— The input —

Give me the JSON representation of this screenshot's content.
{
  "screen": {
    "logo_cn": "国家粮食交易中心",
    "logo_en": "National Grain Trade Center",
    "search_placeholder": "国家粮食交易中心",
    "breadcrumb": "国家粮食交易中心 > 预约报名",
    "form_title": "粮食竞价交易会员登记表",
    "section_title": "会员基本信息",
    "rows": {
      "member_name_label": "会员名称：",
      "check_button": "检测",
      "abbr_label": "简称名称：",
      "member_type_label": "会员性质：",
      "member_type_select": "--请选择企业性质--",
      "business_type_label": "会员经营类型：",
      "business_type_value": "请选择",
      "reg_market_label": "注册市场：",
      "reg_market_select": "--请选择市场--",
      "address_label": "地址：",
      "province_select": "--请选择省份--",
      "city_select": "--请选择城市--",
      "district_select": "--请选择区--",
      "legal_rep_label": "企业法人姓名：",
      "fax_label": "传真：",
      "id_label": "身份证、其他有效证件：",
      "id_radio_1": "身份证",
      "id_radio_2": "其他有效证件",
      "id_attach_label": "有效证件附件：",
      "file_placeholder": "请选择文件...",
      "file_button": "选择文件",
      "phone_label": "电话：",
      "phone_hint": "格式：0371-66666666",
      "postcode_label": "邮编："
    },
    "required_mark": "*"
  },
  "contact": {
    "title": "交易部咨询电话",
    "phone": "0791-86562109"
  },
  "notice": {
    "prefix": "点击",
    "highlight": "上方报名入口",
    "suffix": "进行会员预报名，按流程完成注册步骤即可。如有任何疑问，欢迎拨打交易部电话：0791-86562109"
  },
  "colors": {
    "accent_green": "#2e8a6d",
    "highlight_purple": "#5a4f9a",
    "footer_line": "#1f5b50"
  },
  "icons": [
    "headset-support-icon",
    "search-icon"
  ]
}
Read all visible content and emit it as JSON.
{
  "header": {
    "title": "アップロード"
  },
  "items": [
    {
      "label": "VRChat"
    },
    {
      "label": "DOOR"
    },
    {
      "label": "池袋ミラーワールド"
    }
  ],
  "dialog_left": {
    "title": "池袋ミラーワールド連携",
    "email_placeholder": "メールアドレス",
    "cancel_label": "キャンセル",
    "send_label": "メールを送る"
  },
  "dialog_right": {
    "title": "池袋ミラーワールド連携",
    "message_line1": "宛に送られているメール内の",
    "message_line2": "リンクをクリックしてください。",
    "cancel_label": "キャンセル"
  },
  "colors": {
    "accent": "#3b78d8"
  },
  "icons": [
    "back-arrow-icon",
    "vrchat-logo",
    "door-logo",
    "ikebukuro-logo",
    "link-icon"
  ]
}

— What you need to do —
Print out every entry, keeping each one exact.

— Response —
Give me the JSON representation of this screenshot's content.
{
  "screen": {
    "logo_cn": "国家粮食交易中心",
    "logo_en": "National Grain Trade Center",
    "search_placeholder": "国家粮食交易中心",
    "breadcrumb": "国家粮食交易中心 > 预约报名",
    "form_title": "粮食竞价交易会员登记表",
    "section_title": "会员基本信息",
    "rows": {
      "member_name_label": "会员名称：",
      "check_button": "检测",
      "abbr_label": "简称名称：",
      "member_type_label": "会员性质：",
      "member_type_select": "--请选择企业性质--",
      "business_type_label": "会员经营类型：",
      "business_type_value": "请选择",
      "reg_market_label": "注册市场：",
      "reg_market_select": "--请选择市场--",
      "address_label": "地址：",
      "province_select": "--请选择省份--",
      "city_select": "--请选择城市--",
      "district_select": "--请选择区--",
      "legal_rep_label": "企业法人姓名：",
      "fax_label": "传真：",
      "id_label": "身份证、其他有效证件：",
      "id_radio_1": "身份证",
      "id_radio_2": "其他有效证件",
      "id_attach_label": "有效证件附件：",
      "file_placeholder": "请选择文件...",
      "file_button": "选择文件",
      "phone_label": "电话：",
      "phone_hint": "格式：0371-66666666",
      "postcode_label": "邮编："
    },
    "required_mark": "*"
  },
  "contact": {
    "title": "交易部咨询电话",
    "phone": "0791-86562109"
  },
  "notice": {
    "prefix": "点击",
    "highlight": "上方报名入口",
    "suffix": "进行会员预报名，按流程完成注册步骤即可。如有任何疑问，欢迎拨打交易部电话：0791-86562109"
  },
  "colors": {
    "accent_green": "#2e8a6d",
    "highlight_purple": "#5a4f9a",
    "footer_line": "#1f5b50"
  },
  "icons": [
    "headset-support-icon",
    "search-icon"
  ]
}
Read all visible content and emit it as JSON.
{
  "header": {
    "title": "アップロード"
  },
  "items": [
    {
      "label": "VRChat"
    },
    {
      "label": "DOOR"
    },
    {
      "label": "池袋ミラーワールド"
    }
  ],
  "dialog_left": {
    "title": "池袋ミラーワールド連携",
    "email_placeholder": "メールアドレス",
    "cancel_label": "キャンセル",
    "send_label": "メールを送る"
  },
  "dialog_right": {
    "title": "池袋ミラーワールド連携",
    "message_line1": "宛に送られているメール内の",
    "message_line2": "リンクをクリックしてください。",
    "cancel_label": "キャンセル"
  },
  "colors": {
    "accent": "#3b78d8"
  },
  "icons": [
    "back-arrow-icon",
    "vrchat-logo",
    "door-logo",
    "ikebukuro-logo",
    "link-icon"
  ]
}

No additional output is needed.